Transcribe the material exactly. Images do not belong in the copy.

# TASK INPUT
◇ ◇ ◇ ◇ ◇ ◇ ◇
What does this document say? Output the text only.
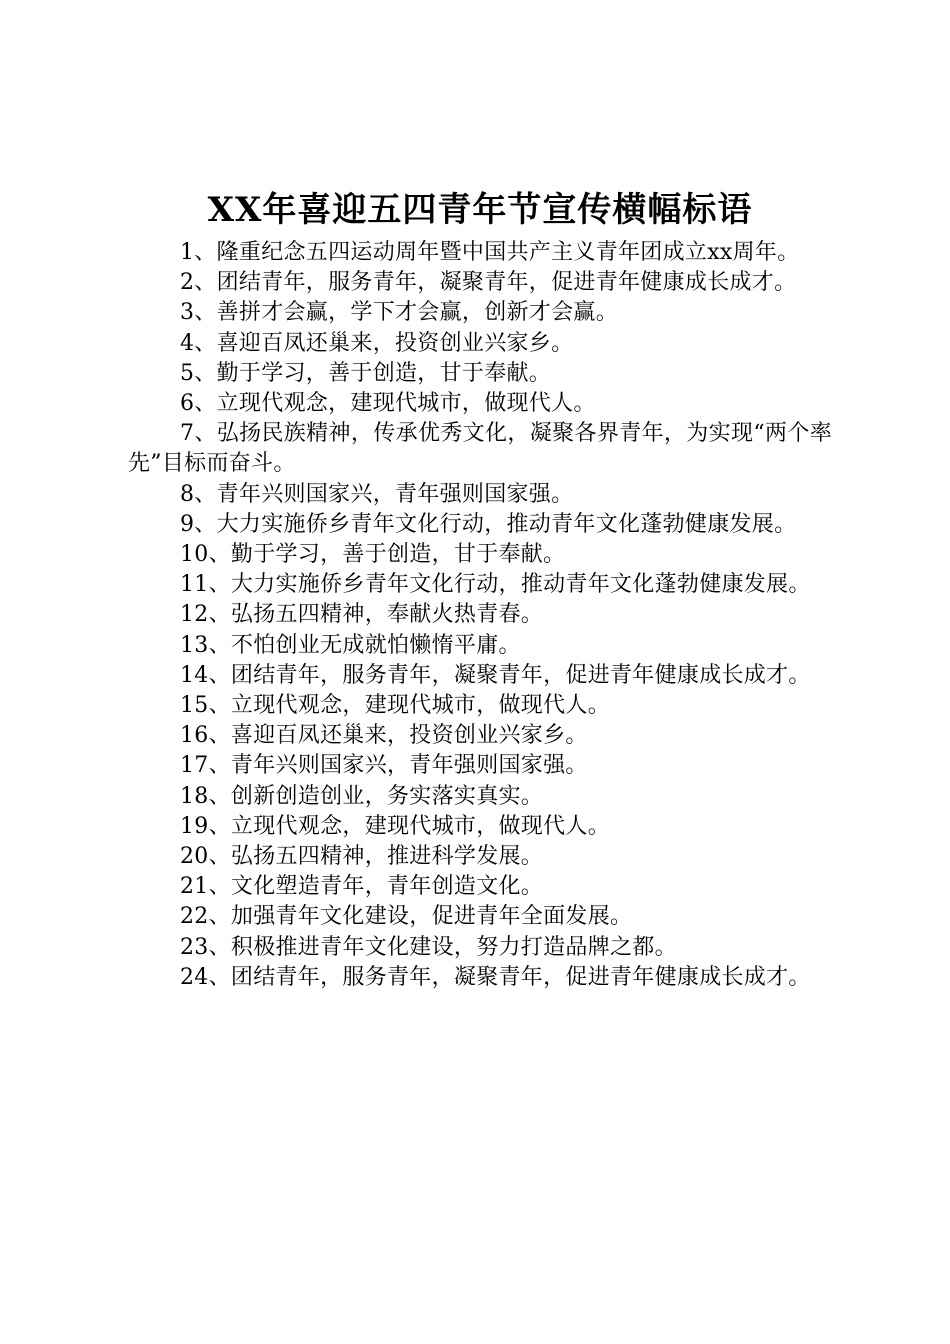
XX年喜迎五四青年节宣传横幅标语

1、隆重纪念五四运动周年暨中国共产主义青年团成立xx周年。

2、团结青年，服务青年，凝聚青年，促进青年健康成长成才。

3、善拼才会赢，学下才会赢，创新才会赢。

4、喜迎百凤还巢来，投资创业兴家乡。

5、勤于学习，善于创造，甘于奉献。

6、立现代观念，建现代城市，做现代人。

7、弘扬民族精神，传承优秀文化，凝聚各界青年，为实现“两个率先”目标而奋斗。

8、青年兴则国家兴，青年强则国家强。

9、大力实施侨乡青年文化行动，推动青年文化蓬勃健康发展。

10、勤于学习，善于创造，甘于奉献。

11、大力实施侨乡青年文化行动，推动青年文化蓬勃健康发展。

12、弘扬五四精神，奉献火热青春。

13、不怕创业无成就怕懒惰平庸。

14、团结青年，服务青年，凝聚青年，促进青年健康成长成才。

15、立现代观念，建现代城市，做现代人。

16、喜迎百凤还巢来，投资创业兴家乡。

17、青年兴则国家兴，青年强则国家强。

18、创新创造创业，务实落实真实。

19、立现代观念，建现代城市，做现代人。

20、弘扬五四精神，推进科学发展。

21、文化塑造青年，青年创造文化。

22、加强青年文化建设，促进青年全面发展。

23、积极推进青年文化建设，努力打造品牌之都。

24、团结青年，服务青年，凝聚青年，促进青年健康成长成才。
◇ ◇ ◇ ◇ ◇ ◇ ◇
# OUTPUT FOR THIS TASK
What does this document say? Output the text only.
XX年喜迎五四青年节宣传横幅标语

1、隆重纪念五四运动周年暨中国共产主义青年团成立xx周年。

2、团结青年，服务青年，凝聚青年，促进青年健康成长成才。

3、善拼才会赢，学下才会赢，创新才会赢。

4、喜迎百凤还巢来，投资创业兴家乡。

5、勤于学习，善于创造，甘于奉献。

6、立现代观念，建现代城市，做现代人。

7、弘扬民族精神，传承优秀文化，凝聚各界青年，为实现“两个率先”目标而奋斗。

8、青年兴则国家兴，青年强则国家强。

9、大力实施侨乡青年文化行动，推动青年文化蓬勃健康发展。

10、勤于学习，善于创造，甘于奉献。

11、大力实施侨乡青年文化行动，推动青年文化蓬勃健康发展。

12、弘扬五四精神，奉献火热青春。

13、不怕创业无成就怕懒惰平庸。

14、团结青年，服务青年，凝聚青年，促进青年健康成长成才。

15、立现代观念，建现代城市，做现代人。

16、喜迎百凤还巢来，投资创业兴家乡。

17、青年兴则国家兴，青年强则国家强。

18、创新创造创业，务实落实真实。

19、立现代观念，建现代城市，做现代人。

20、弘扬五四精神，推进科学发展。

21、文化塑造青年，青年创造文化。

22、加强青年文化建设，促进青年全面发展。

23、积极推进青年文化建设，努力打造品牌之都。

24、团结青年，服务青年，凝聚青年，促进青年健康成长成才。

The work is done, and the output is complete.